__INSTRUCTIONS__.
(a) Answer these questions from the blog post, one line each:
(i) What proportion of ragi to red rice flour did the writer try for the dosas?
(ii) What did the writer buy instead of more millet?
(iii) What does the blog post say adai is made of?
(b) Please repeat the blog post word for word, starting at "Even as I was" and ending at "mind about it.".

__PASSAGE__.
--- start ---

Tuesday, August 23, 2011

Hungry Enough To Eat A Horse Gram Pancake?

Recently, some nutritional advice saw me adding to my ever-creaking pantry. I was advised to eat dosas made of sprouted ragi (finger millet) and red rice flours so I have two tins full of those now. As I feared, the 3/4 cup:1 cup proportion of ragi to red rice flour did not work and I was left with a sticky, wet pancake that felt like a cold fish.

Even as I was mulling, well, not mulling, strictly speaking, but stressing out about how to use up the abovementioned flours, I got some further advice on supplementing nutrition with pancakes made with whole grains and millets of various kinds. Well, there is already a millet (ragi) in my pantry, and I wasn't about to buy more till I had lessened the load on those shelves a little bit, so I bought some horse gram and combined it with dals, flax seed and some of the ragi to make an adai of sorts. Adai is something like an unfermented dosa, made of a mixture of dals and rice, and always leaves me feeling like I've eaten something uncooked - it doesn't go down my throat smoothly and has always been a disappointment to me whenever and wherever I've eaten it. I've finished with keeping an open mind about it.

--- end ---

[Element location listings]
--- start ---

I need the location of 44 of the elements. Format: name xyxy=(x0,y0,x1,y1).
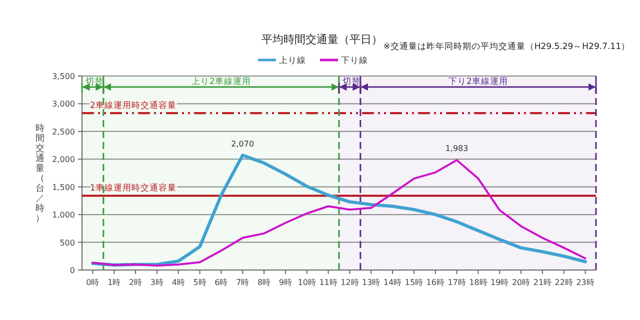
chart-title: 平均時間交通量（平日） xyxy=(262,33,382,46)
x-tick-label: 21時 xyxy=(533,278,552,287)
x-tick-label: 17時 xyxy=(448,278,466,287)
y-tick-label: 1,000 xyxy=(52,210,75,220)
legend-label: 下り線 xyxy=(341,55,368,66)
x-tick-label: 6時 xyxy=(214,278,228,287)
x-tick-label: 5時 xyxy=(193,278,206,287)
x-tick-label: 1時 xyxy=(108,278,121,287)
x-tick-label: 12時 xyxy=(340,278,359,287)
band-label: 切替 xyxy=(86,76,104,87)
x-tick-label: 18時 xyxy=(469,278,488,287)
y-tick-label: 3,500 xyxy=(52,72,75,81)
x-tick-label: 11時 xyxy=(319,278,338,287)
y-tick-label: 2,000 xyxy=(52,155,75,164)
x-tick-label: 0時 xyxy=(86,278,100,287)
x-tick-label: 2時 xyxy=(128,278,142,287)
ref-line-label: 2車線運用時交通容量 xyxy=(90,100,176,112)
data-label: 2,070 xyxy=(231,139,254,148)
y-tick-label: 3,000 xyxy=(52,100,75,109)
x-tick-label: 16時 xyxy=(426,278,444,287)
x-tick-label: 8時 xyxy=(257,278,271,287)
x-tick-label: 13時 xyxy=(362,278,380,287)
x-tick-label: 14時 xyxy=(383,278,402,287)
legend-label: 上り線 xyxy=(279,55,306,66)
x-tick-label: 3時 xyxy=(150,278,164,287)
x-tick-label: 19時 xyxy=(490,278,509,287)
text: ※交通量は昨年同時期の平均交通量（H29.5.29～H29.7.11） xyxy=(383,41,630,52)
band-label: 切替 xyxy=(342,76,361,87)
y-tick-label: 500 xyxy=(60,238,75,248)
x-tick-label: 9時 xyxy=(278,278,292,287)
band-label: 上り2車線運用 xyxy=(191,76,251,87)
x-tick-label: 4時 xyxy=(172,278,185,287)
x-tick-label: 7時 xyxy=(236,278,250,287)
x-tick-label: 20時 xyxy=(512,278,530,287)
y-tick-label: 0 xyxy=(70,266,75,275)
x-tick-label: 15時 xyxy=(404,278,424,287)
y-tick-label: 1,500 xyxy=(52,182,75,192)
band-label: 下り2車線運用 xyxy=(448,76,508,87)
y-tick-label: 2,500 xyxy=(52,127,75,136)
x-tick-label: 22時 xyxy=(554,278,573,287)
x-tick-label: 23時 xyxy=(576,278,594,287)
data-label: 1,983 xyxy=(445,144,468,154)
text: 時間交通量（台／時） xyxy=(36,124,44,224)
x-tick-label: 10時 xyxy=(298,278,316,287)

--- end ---

__OUTPUTS FOR THE TASKS__.
(a)
(i) 3/4 cup ragi to 1 cup red rice flour
(ii) Some horse gram
(iii) A mixture of dals and rice

(b)
Even as I was mulling, well, not mulling, strictly speaking, but stressing out about how to use up the abovementioned flours, I got some further advice on supplementing nutrition with pancakes made with whole grains and millets of various kinds. Well, there is already a millet (ragi) in my pantry, and I wasn't about to buy more till I had lessened the load on those shelves a little bit, so I bought some horse gram and combined it with dals, flax seed and some of the ragi to make an adai of sorts. Adai is something like an unfermented dosa, made of a mixture of dals and rice, and always leaves me feeling like I've eaten something uncooked - it doesn't go down my throat smoothly and has always been a disappointment to me whenever and wherever I've eaten it. I've finished with keeping an open mind about it.